**THE EXERCISE:** Look over the lines below. Report each one that includes the string "description".

[Data items]
[BEGIN]

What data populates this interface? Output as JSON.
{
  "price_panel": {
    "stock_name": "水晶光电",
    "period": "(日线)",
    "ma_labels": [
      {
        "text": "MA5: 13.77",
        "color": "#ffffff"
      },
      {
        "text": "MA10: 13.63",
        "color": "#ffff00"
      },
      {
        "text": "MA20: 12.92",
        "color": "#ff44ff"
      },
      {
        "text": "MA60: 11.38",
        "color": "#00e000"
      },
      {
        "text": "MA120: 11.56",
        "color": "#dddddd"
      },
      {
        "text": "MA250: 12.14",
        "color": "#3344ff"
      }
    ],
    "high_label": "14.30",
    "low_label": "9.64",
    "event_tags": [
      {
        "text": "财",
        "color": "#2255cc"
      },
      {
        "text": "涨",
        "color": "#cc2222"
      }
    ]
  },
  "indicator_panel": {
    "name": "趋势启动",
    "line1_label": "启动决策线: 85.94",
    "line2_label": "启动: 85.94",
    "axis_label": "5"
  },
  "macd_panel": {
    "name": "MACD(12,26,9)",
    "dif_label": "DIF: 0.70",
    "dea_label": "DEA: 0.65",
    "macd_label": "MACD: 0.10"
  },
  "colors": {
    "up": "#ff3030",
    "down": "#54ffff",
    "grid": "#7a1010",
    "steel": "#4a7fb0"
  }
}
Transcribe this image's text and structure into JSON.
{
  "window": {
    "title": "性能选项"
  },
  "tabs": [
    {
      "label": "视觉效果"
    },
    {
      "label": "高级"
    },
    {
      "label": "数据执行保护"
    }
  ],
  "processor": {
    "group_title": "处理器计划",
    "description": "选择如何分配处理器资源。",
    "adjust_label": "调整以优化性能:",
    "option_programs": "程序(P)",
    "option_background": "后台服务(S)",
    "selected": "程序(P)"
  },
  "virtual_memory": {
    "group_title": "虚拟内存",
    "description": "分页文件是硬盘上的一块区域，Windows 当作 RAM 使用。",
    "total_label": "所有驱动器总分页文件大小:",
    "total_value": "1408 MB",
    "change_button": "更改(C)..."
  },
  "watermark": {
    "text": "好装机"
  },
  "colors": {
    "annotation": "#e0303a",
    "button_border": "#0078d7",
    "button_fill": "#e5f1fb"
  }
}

[END]

**REPLY TO THE EXERCISE:**
    "description": "选择如何分配处理器资源。",
    "description": "分页文件是硬盘上的一块区域，Windows 当作 RAM 使用。",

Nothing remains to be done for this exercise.